→ WORK TO BE COMPLETED: Reproduce the listing below exactly. Pictures do not belong in the copy.

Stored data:
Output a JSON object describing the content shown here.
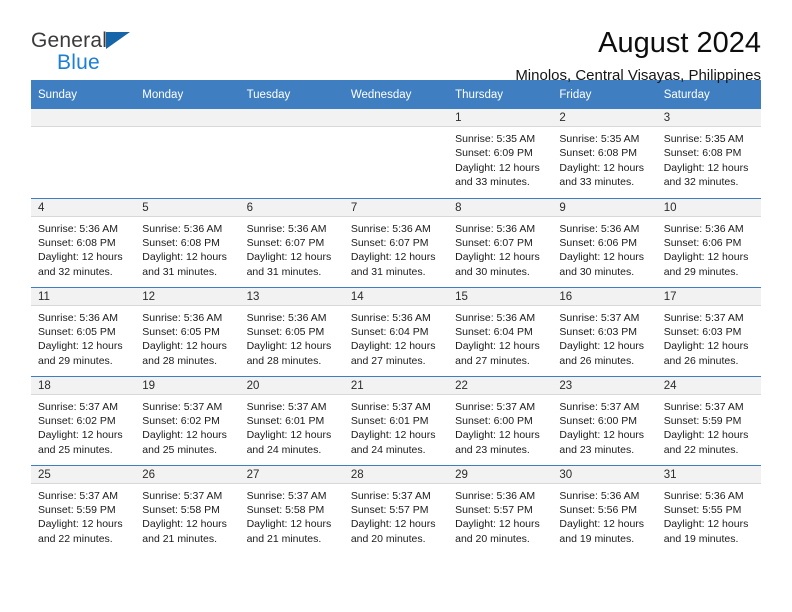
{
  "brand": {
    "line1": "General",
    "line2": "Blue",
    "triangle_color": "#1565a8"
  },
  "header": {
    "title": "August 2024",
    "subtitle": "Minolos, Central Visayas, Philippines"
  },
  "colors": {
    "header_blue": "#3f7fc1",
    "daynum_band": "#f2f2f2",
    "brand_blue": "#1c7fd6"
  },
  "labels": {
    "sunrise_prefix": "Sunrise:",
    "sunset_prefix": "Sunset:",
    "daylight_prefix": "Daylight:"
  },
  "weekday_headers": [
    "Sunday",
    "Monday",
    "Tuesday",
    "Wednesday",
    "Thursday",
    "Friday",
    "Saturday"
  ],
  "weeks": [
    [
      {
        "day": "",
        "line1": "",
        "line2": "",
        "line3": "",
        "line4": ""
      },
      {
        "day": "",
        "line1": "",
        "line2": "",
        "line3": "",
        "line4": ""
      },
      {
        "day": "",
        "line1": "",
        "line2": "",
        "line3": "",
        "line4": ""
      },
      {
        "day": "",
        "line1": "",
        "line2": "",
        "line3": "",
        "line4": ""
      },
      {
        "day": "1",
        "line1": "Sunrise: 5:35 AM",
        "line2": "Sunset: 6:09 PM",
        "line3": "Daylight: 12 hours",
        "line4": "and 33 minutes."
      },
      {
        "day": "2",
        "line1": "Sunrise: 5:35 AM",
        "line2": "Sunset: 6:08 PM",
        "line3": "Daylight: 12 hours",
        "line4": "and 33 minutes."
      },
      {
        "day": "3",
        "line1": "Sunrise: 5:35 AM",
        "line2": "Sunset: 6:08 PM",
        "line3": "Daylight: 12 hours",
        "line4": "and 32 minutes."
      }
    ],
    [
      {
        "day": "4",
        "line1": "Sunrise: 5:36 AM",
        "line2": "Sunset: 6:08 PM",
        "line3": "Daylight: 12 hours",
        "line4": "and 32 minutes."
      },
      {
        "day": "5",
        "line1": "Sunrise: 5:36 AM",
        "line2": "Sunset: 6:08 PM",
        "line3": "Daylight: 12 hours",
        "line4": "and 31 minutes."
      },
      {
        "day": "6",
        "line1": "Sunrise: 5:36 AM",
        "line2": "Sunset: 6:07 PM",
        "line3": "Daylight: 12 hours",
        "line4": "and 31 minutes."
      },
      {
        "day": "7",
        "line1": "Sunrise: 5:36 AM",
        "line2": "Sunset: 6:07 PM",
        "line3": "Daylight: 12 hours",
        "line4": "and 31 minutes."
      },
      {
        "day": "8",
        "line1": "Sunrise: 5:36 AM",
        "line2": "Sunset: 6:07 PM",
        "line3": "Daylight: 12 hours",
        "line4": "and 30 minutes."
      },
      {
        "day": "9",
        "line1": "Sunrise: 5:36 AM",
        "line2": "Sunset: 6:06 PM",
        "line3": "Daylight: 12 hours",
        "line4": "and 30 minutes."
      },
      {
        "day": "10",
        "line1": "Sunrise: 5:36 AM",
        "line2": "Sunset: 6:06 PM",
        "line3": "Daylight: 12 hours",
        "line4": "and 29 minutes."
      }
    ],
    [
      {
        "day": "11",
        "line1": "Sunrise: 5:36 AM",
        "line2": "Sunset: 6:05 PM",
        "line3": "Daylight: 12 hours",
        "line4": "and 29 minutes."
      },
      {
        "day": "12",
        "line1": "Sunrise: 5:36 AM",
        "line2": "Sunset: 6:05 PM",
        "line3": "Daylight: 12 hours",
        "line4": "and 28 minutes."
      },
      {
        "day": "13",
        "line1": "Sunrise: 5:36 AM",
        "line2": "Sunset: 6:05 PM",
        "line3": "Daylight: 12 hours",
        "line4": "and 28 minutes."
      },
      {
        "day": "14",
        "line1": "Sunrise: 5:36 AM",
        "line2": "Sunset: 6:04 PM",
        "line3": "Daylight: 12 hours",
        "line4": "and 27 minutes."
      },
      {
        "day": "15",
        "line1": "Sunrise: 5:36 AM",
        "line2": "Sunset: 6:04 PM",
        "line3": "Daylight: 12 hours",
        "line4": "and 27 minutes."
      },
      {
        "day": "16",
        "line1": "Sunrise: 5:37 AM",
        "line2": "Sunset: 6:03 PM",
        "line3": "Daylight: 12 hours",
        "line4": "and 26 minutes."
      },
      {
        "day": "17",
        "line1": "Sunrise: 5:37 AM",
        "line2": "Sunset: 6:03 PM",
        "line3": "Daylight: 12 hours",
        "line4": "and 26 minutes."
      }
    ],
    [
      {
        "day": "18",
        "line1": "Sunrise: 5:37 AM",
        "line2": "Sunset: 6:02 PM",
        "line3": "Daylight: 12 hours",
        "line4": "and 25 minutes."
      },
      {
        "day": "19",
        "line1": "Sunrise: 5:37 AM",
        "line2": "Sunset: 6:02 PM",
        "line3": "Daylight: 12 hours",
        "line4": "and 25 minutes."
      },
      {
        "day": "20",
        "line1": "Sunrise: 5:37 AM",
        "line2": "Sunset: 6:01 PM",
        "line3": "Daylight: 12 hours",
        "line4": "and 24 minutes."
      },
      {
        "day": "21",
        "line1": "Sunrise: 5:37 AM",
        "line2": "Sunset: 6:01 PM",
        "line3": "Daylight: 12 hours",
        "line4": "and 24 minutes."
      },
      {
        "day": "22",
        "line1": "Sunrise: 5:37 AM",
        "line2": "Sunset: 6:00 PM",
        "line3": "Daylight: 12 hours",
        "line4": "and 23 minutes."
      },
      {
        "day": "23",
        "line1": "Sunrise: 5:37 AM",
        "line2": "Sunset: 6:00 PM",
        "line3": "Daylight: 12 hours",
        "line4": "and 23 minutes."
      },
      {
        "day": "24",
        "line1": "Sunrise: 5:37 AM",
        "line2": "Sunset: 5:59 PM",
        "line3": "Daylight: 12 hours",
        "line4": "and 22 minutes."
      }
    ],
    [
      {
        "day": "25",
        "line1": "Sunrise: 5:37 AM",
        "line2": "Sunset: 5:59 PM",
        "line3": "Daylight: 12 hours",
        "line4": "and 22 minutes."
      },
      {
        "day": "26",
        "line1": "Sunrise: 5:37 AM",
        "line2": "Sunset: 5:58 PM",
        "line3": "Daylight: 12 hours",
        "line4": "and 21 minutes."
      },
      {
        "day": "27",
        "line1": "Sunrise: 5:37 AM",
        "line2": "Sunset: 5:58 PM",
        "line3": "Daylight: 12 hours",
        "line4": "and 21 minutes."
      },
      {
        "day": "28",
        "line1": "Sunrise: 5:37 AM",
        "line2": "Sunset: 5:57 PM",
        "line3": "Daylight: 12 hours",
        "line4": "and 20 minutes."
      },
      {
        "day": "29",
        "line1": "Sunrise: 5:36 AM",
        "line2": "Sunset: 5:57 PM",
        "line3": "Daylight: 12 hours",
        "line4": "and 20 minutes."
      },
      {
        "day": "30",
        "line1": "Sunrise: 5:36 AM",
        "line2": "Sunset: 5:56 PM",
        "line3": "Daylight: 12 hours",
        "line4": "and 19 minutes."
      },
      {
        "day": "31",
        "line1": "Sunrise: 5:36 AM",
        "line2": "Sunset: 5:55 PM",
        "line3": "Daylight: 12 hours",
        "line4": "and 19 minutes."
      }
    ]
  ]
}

→ RESULT OF THIS EXERCISE:
Output a JSON object describing the content shown here.
{
  "brand": {
    "line1": "General",
    "line2": "Blue",
    "triangle_color": "#1565a8"
  },
  "header": {
    "title": "August 2024",
    "subtitle": "Minolos, Central Visayas, Philippines"
  },
  "colors": {
    "header_blue": "#3f7fc1",
    "daynum_band": "#f2f2f2",
    "brand_blue": "#1c7fd6"
  },
  "labels": {
    "sunrise_prefix": "Sunrise:",
    "sunset_prefix": "Sunset:",
    "daylight_prefix": "Daylight:"
  },
  "weekday_headers": [
    "Sunday",
    "Monday",
    "Tuesday",
    "Wednesday",
    "Thursday",
    "Friday",
    "Saturday"
  ],
  "weeks": [
    [
      {
        "day": "",
        "line1": "",
        "line2": "",
        "line3": "",
        "line4": ""
      },
      {
        "day": "",
        "line1": "",
        "line2": "",
        "line3": "",
        "line4": ""
      },
      {
        "day": "",
        "line1": "",
        "line2": "",
        "line3": "",
        "line4": ""
      },
      {
        "day": "",
        "line1": "",
        "line2": "",
        "line3": "",
        "line4": ""
      },
      {
        "day": "1",
        "line1": "Sunrise: 5:35 AM",
        "line2": "Sunset: 6:09 PM",
        "line3": "Daylight: 12 hours",
        "line4": "and 33 minutes."
      },
      {
        "day": "2",
        "line1": "Sunrise: 5:35 AM",
        "line2": "Sunset: 6:08 PM",
        "line3": "Daylight: 12 hours",
        "line4": "and 33 minutes."
      },
      {
        "day": "3",
        "line1": "Sunrise: 5:35 AM",
        "line2": "Sunset: 6:08 PM",
        "line3": "Daylight: 12 hours",
        "line4": "and 32 minutes."
      }
    ],
    [
      {
        "day": "4",
        "line1": "Sunrise: 5:36 AM",
        "line2": "Sunset: 6:08 PM",
        "line3": "Daylight: 12 hours",
        "line4": "and 32 minutes."
      },
      {
        "day": "5",
        "line1": "Sunrise: 5:36 AM",
        "line2": "Sunset: 6:08 PM",
        "line3": "Daylight: 12 hours",
        "line4": "and 31 minutes."
      },
      {
        "day": "6",
        "line1": "Sunrise: 5:36 AM",
        "line2": "Sunset: 6:07 PM",
        "line3": "Daylight: 12 hours",
        "line4": "and 31 minutes."
      },
      {
        "day": "7",
        "line1": "Sunrise: 5:36 AM",
        "line2": "Sunset: 6:07 PM",
        "line3": "Daylight: 12 hours",
        "line4": "and 31 minutes."
      },
      {
        "day": "8",
        "line1": "Sunrise: 5:36 AM",
        "line2": "Sunset: 6:07 PM",
        "line3": "Daylight: 12 hours",
        "line4": "and 30 minutes."
      },
      {
        "day": "9",
        "line1": "Sunrise: 5:36 AM",
        "line2": "Sunset: 6:06 PM",
        "line3": "Daylight: 12 hours",
        "line4": "and 30 minutes."
      },
      {
        "day": "10",
        "line1": "Sunrise: 5:36 AM",
        "line2": "Sunset: 6:06 PM",
        "line3": "Daylight: 12 hours",
        "line4": "and 29 minutes."
      }
    ],
    [
      {
        "day": "11",
        "line1": "Sunrise: 5:36 AM",
        "line2": "Sunset: 6:05 PM",
        "line3": "Daylight: 12 hours",
        "line4": "and 29 minutes."
      },
      {
        "day": "12",
        "line1": "Sunrise: 5:36 AM",
        "line2": "Sunset: 6:05 PM",
        "line3": "Daylight: 12 hours",
        "line4": "and 28 minutes."
      },
      {
        "day": "13",
        "line1": "Sunrise: 5:36 AM",
        "line2": "Sunset: 6:05 PM",
        "line3": "Daylight: 12 hours",
        "line4": "and 28 minutes."
      },
      {
        "day": "14",
        "line1": "Sunrise: 5:36 AM",
        "line2": "Sunset: 6:04 PM",
        "line3": "Daylight: 12 hours",
        "line4": "and 27 minutes."
      },
      {
        "day": "15",
        "line1": "Sunrise: 5:36 AM",
        "line2": "Sunset: 6:04 PM",
        "line3": "Daylight: 12 hours",
        "line4": "and 27 minutes."
      },
      {
        "day": "16",
        "line1": "Sunrise: 5:37 AM",
        "line2": "Sunset: 6:03 PM",
        "line3": "Daylight: 12 hours",
        "line4": "and 26 minutes."
      },
      {
        "day": "17",
        "line1": "Sunrise: 5:37 AM",
        "line2": "Sunset: 6:03 PM",
        "line3": "Daylight: 12 hours",
        "line4": "and 26 minutes."
      }
    ],
    [
      {
        "day": "18",
        "line1": "Sunrise: 5:37 AM",
        "line2": "Sunset: 6:02 PM",
        "line3": "Daylight: 12 hours",
        "line4": "and 25 minutes."
      },
      {
        "day": "19",
        "line1": "Sunrise: 5:37 AM",
        "line2": "Sunset: 6:02 PM",
        "line3": "Daylight: 12 hours",
        "line4": "and 25 minutes."
      },
      {
        "day": "20",
        "line1": "Sunrise: 5:37 AM",
        "line2": "Sunset: 6:01 PM",
        "line3": "Daylight: 12 hours",
        "line4": "and 24 minutes."
      },
      {
        "day": "21",
        "line1": "Sunrise: 5:37 AM",
        "line2": "Sunset: 6:01 PM",
        "line3": "Daylight: 12 hours",
        "line4": "and 24 minutes."
      },
      {
        "day": "22",
        "line1": "Sunrise: 5:37 AM",
        "line2": "Sunset: 6:00 PM",
        "line3": "Daylight: 12 hours",
        "line4": "and 23 minutes."
      },
      {
        "day": "23",
        "line1": "Sunrise: 5:37 AM",
        "line2": "Sunset: 6:00 PM",
        "line3": "Daylight: 12 hours",
        "line4": "and 23 minutes."
      },
      {
        "day": "24",
        "line1": "Sunrise: 5:37 AM",
        "line2": "Sunset: 5:59 PM",
        "line3": "Daylight: 12 hours",
        "line4": "and 22 minutes."
      }
    ],
    [
      {
        "day": "25",
        "line1": "Sunrise: 5:37 AM",
        "line2": "Sunset: 5:59 PM",
        "line3": "Daylight: 12 hours",
        "line4": "and 22 minutes."
      },
      {
        "day": "26",
        "line1": "Sunrise: 5:37 AM",
        "line2": "Sunset: 5:58 PM",
        "line3": "Daylight: 12 hours",
        "line4": "and 21 minutes."
      },
      {
        "day": "27",
        "line1": "Sunrise: 5:37 AM",
        "line2": "Sunset: 5:58 PM",
        "line3": "Daylight: 12 hours",
        "line4": "and 21 minutes."
      },
      {
        "day": "28",
        "line1": "Sunrise: 5:37 AM",
        "line2": "Sunset: 5:57 PM",
        "line3": "Daylight: 12 hours",
        "line4": "and 20 minutes."
      },
      {
        "day": "29",
        "line1": "Sunrise: 5:36 AM",
        "line2": "Sunset: 5:57 PM",
        "line3": "Daylight: 12 hours",
        "line4": "and 20 minutes."
      },
      {
        "day": "30",
        "line1": "Sunrise: 5:36 AM",
        "line2": "Sunset: 5:56 PM",
        "line3": "Daylight: 12 hours",
        "line4": "and 19 minutes."
      },
      {
        "day": "31",
        "line1": "Sunrise: 5:36 AM",
        "line2": "Sunset: 5:55 PM",
        "line3": "Daylight: 12 hours",
        "line4": "and 19 minutes."
      }
    ]
  ]
}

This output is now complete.